* START RECORDS PROVIDED *

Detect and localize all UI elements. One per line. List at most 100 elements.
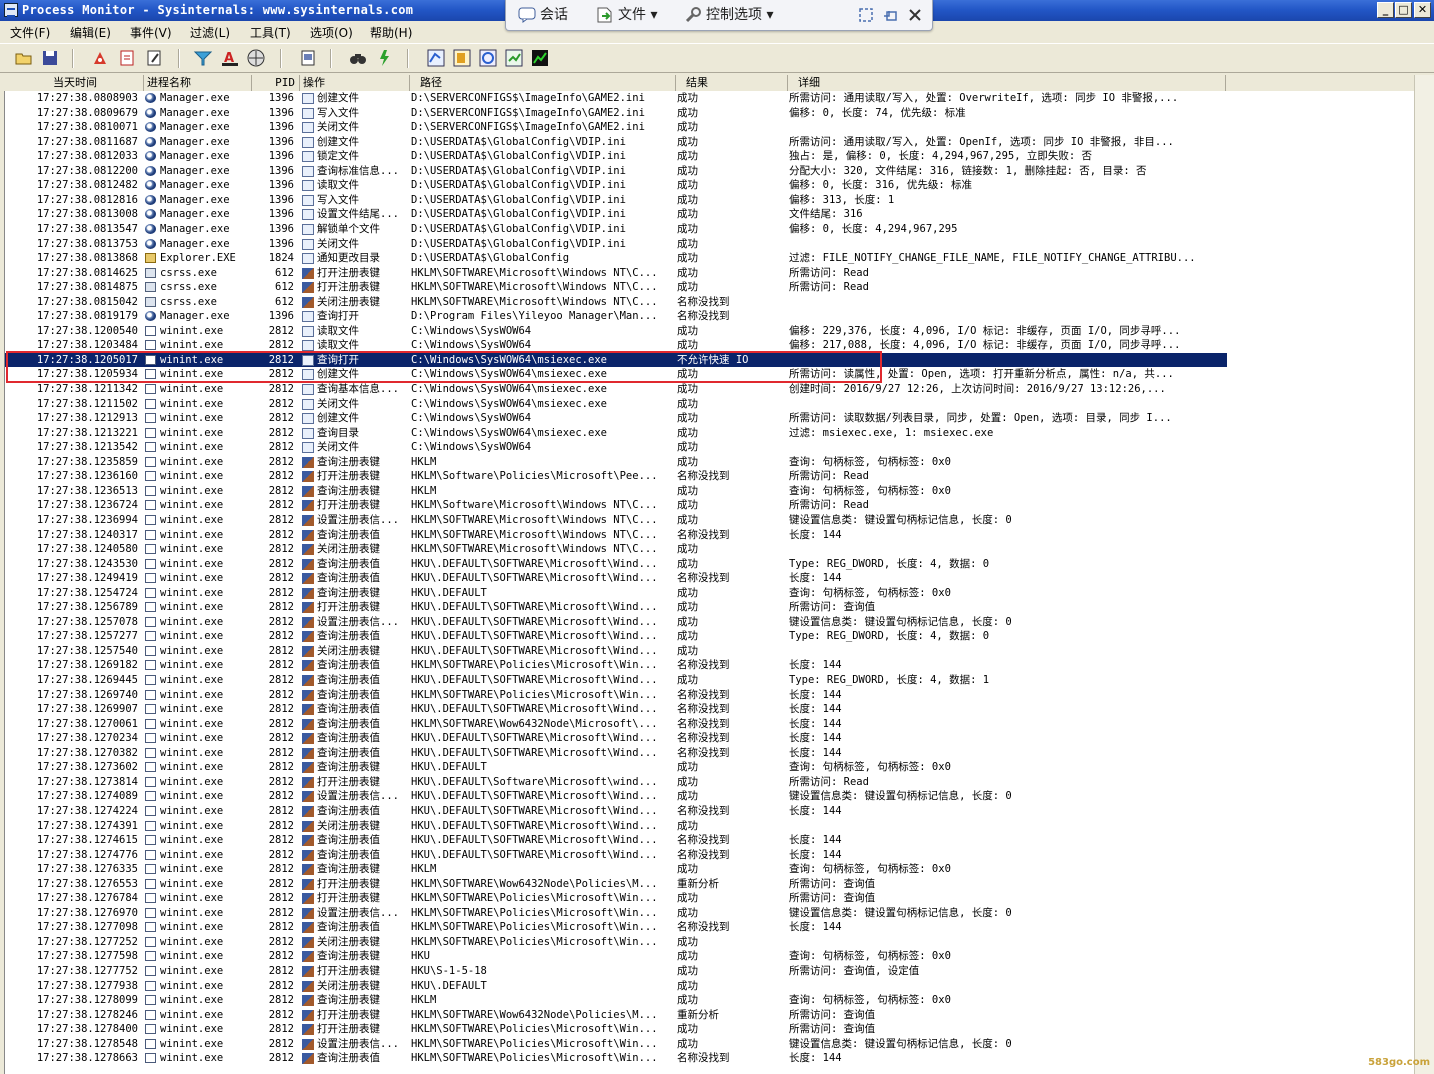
- table-row[interactable]: 17:27:38.0808903 Manager.exe 1396 创建文件 D:\SE…: [5, 91, 1227, 106]
- table-row[interactable]: 17:27:38.0813753 Manager.exe 1396 关闭文件 D:\US…: [5, 237, 1227, 252]
- table-row[interactable]: 17:27:38.1274089 winint.exe 2812 设置注册表信... H…: [5, 789, 1227, 804]
- menu-tools[interactable]: 工具(T): [250, 24, 291, 41]
- col-operation[interactable]: 操作: [300, 75, 410, 91]
- col-process-name[interactable]: 进程名称: [144, 75, 252, 91]
- table-row[interactable]: 17:27:38.1211342 winint.exe 2812 查询基本信息... C…: [5, 382, 1227, 397]
- capture-icon[interactable]: [90, 48, 110, 68]
- filter-icon[interactable]: [193, 48, 213, 68]
- table-row[interactable]: 17:27:38.1276553 winint.exe 2812 打开注册表键 HKLM…: [5, 877, 1227, 892]
- table-row[interactable]: 17:27:38.1269907 winint.exe 2812 查询注册表值 HKU\…: [5, 702, 1227, 717]
- col-pid[interactable]: PID: [252, 75, 300, 91]
- table-row[interactable]: 17:27:38.1276784 winint.exe 2812 打开注册表键 HKLM…: [5, 891, 1227, 906]
- table-row[interactable]: 17:27:38.1277598 winint.exe 2812 查询注册表键 HKU 成…: [5, 949, 1227, 964]
- close-button[interactable]: ✕: [1414, 2, 1431, 18]
- table-row[interactable]: 17:27:38.0811687 Manager.exe 1396 创建文件 D:\US…: [5, 135, 1227, 150]
- table-row[interactable]: 17:27:38.1274224 winint.exe 2812 查询注册表值 HKU\…: [5, 804, 1227, 819]
- maximize-button[interactable]: □: [1395, 2, 1412, 18]
- table-row[interactable]: 17:27:38.1240580 winint.exe 2812 关闭注册表键 HKLM…: [5, 542, 1227, 557]
- table-row[interactable]: 17:27:38.1257540 winint.exe 2812 关闭注册表键 HKU\…: [5, 644, 1227, 659]
- table-row[interactable]: 17:27:38.1276970 winint.exe 2812 设置注册表信... H…: [5, 906, 1227, 921]
- table-row[interactable]: 17:27:38.1211502 winint.exe 2812 关闭文件 C:\Win…: [5, 397, 1227, 412]
- event-list[interactable]: 17:27:38.0808903 Manager.exe 1396 创建文件 D:\SE…: [4, 91, 1415, 1074]
- table-row[interactable]: 17:27:38.1273602 winint.exe 2812 查询注册表键 HKU\…: [5, 760, 1227, 775]
- process-activity-icon[interactable]: [504, 48, 524, 68]
- col-time[interactable]: 当天时间: [4, 75, 144, 91]
- table-row[interactable]: 17:27:38.1236160 winint.exe 2812 打开注册表键 HKLM…: [5, 469, 1227, 484]
- table-row[interactable]: 17:27:38.1277938 winint.exe 2812 关闭注册表键 HKU\…: [5, 979, 1227, 994]
- menu-file[interactable]: 文件(F): [10, 24, 50, 41]
- table-row[interactable]: 17:27:38.1277098 winint.exe 2812 查询注册表值 HKLM…: [5, 920, 1227, 935]
- include-process-icon[interactable]: [246, 48, 266, 68]
- table-row[interactable]: 17:27:38.1278246 winint.exe 2812 打开注册表键 HKLM…: [5, 1008, 1227, 1023]
- col-detail[interactable]: 详细: [788, 75, 1226, 91]
- table-row[interactable]: 17:27:38.0814625 csrss.exe 612 打开注册表键 HKLM\S…: [5, 266, 1227, 281]
- table-row[interactable]: 17:27:38.1236724 winint.exe 2812 打开注册表键 HKLM…: [5, 498, 1227, 513]
- table-row[interactable]: 17:27:38.1257078 winint.exe 2812 设置注册表信... H…: [5, 615, 1227, 630]
- table-row[interactable]: 17:27:38.0813008 Manager.exe 1396 设置文件结尾...…: [5, 207, 1227, 222]
- table-row[interactable]: 17:27:38.1270234 winint.exe 2812 查询注册表值 HKU\…: [5, 731, 1227, 746]
- table-row[interactable]: 17:27:38.1257277 winint.exe 2812 查询注册表值 HKU\…: [5, 629, 1227, 644]
- table-row[interactable]: 17:27:38.1269182 winint.exe 2812 查询注册表值 HKLM…: [5, 658, 1227, 673]
- col-path[interactable]: 路径: [410, 75, 676, 91]
- table-row[interactable]: 17:27:38.1236513 winint.exe 2812 查询注册表键 HKLM…: [5, 484, 1227, 499]
- table-row[interactable]: 17:27:38.1249419 winint.exe 2812 查询注册表值 HKU\…: [5, 571, 1227, 586]
- table-row[interactable]: 17:27:38.1256789 winint.exe 2812 打开注册表键 HKU\…: [5, 600, 1227, 615]
- find-icon[interactable]: [348, 48, 368, 68]
- network-activity-icon[interactable]: [478, 48, 498, 68]
- table-row[interactable]: 17:27:38.1278400 winint.exe 2812 打开注册表键 HKLM…: [5, 1022, 1227, 1037]
- table-row[interactable]: 17:27:38.1270061 winint.exe 2812 查询注册表值 HKLM…: [5, 717, 1227, 732]
- table-row[interactable]: 17:27:38.1276335 winint.exe 2812 查询注册表键 HKLM…: [5, 862, 1227, 877]
- table-row[interactable]: 17:27:38.0812200 Manager.exe 1396 查询标准信息...…: [5, 164, 1227, 179]
- table-row[interactable]: 17:27:38.0810071 Manager.exe 1396 关闭文件 D:\SE…: [5, 120, 1227, 135]
- table-row[interactable]: 17:27:38.1269445 winint.exe 2812 查询注册表值 HKU\…: [5, 673, 1227, 688]
- file-activity-icon[interactable]: [452, 48, 472, 68]
- table-row[interactable]: 17:27:38.0809679 Manager.exe 1396 写入文件 D:\SE…: [5, 106, 1227, 121]
- highlight-icon[interactable]: A: [220, 48, 240, 68]
- table-row[interactable]: 17:27:38.1213221 winint.exe 2812 查询目录 C:\Win…: [5, 426, 1227, 441]
- table-row[interactable]: 17:27:38.1240317 winint.exe 2812 查询注册表值 HKLM…: [5, 528, 1227, 543]
- table-row[interactable]: 17:27:38.1277252 winint.exe 2812 关闭注册表键 HKLM…: [5, 935, 1227, 950]
- menu-options[interactable]: 选项(O): [310, 24, 353, 41]
- clear-icon[interactable]: [144, 48, 164, 68]
- profiling-icon[interactable]: [530, 48, 550, 68]
- table-row[interactable]: 17:27:38.1200540 winint.exe 2812 读取文件 C:\Win…: [5, 324, 1227, 339]
- table-row[interactable]: 17:27:38.0814875 csrss.exe 612 打开注册表键 HKLM\S…: [5, 280, 1227, 295]
- registry-activity-icon[interactable]: [426, 48, 446, 68]
- table-row[interactable]: 17:27:38.1278099 winint.exe 2812 查询注册表键 HKLM…: [5, 993, 1227, 1008]
- table-row[interactable]: 17:27:38.1213542 winint.exe 2812 关闭文件 C:\Win…: [5, 440, 1227, 455]
- table-row[interactable]: 17:27:38.1270382 winint.exe 2812 查询注册表值 HKU\…: [5, 746, 1227, 761]
- table-row[interactable]: 17:27:38.1273814 winint.exe 2812 打开注册表键 HKU\…: [5, 775, 1227, 790]
- menu-help[interactable]: 帮助(H): [370, 24, 412, 41]
- table-row[interactable]: 17:27:38.1274615 winint.exe 2812 查询注册表值 HKU\…: [5, 833, 1227, 848]
- table-row[interactable]: 17:27:38.1274776 winint.exe 2812 查询注册表值 HKU\…: [5, 848, 1227, 863]
- table-row[interactable]: 17:27:38.0815042 csrss.exe 612 关闭注册表键 HKLM\S…: [5, 295, 1227, 310]
- properties-icon[interactable]: [298, 48, 318, 68]
- table-row[interactable]: 17:27:38.0819179 Manager.exe 1396 查询打开 D:\Pr…: [5, 309, 1227, 324]
- open-icon[interactable]: [14, 48, 34, 68]
- menu-event[interactable]: 事件(V): [130, 24, 172, 41]
- table-row[interactable]: 17:27:38.1278663 winint.exe 2812 查询注册表值 HKLM…: [5, 1051, 1227, 1066]
- jump-icon[interactable]: [374, 48, 394, 68]
- col-result[interactable]: 结果: [676, 75, 788, 91]
- close-session-icon[interactable]: [908, 8, 922, 22]
- table-row[interactable]: 17:27:38.1235859 winint.exe 2812 查询注册表键 HKLM…: [5, 455, 1227, 470]
- menu-edit[interactable]: 编辑(E): [70, 24, 111, 41]
- save-icon[interactable]: [40, 48, 60, 68]
- menu-filter[interactable]: 过滤(L): [190, 24, 230, 41]
- table-row[interactable]: 17:27:38.0812816 Manager.exe 1396 写入文件 D:\US…: [5, 193, 1227, 208]
- table-row[interactable]: 17:27:38.1243530 winint.exe 2812 查询注册表值 HKU\…: [5, 557, 1227, 572]
- table-row[interactable]: 17:27:38.1278548 winint.exe 2812 设置注册表信... H…: [5, 1037, 1227, 1052]
- table-row[interactable]: 17:27:38.0813868 Explorer.EXE 1824 通知更改目录 D:…: [5, 251, 1227, 266]
- table-row[interactable]: 17:27:38.1236994 winint.exe 2812 设置注册表信... H…: [5, 513, 1227, 528]
- autoscroll-icon[interactable]: [117, 48, 137, 68]
- table-row[interactable]: 17:27:38.0813547 Manager.exe 1396 解锁单个文件 D:\…: [5, 222, 1227, 237]
- table-row[interactable]: 17:27:38.1269740 winint.exe 2812 查询注册表值 HKLM…: [5, 688, 1227, 703]
- table-row[interactable]: 17:27:38.0812033 Manager.exe 1396 锁定文件 D:\US…: [5, 149, 1227, 164]
- table-row[interactable]: 17:27:38.1212913 winint.exe 2812 创建文件 C:\Win…: [5, 411, 1227, 426]
- table-row[interactable]: 17:27:38.1274391 winint.exe 2812 关闭注册表键 HKU\…: [5, 819, 1227, 834]
- table-row[interactable]: 17:27:38.1277752 winint.exe 2812 打开注册表键 HKU\…: [5, 964, 1227, 979]
- vertical-scrollbar[interactable]: [1414, 75, 1434, 1074]
- table-row[interactable]: 17:27:38.1254724 winint.exe 2812 查询注册表键 HKU\…: [5, 586, 1227, 601]
- table-row[interactable]: 17:27:38.0812482 Manager.exe 1396 读取文件 D:\US…: [5, 178, 1227, 193]
- minimize-button[interactable]: _: [1377, 2, 1394, 18]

* END RECORDS PROVIDED *

Identify every line in the items that contains the string "button", matching case exactly, and copy each of those lines.

- close-button[interactable]: ✕: [1414, 2, 1431, 18]
- maximize-button[interactable]: □: [1395, 2, 1412, 18]
- minimize-button[interactable]: _: [1377, 2, 1394, 18]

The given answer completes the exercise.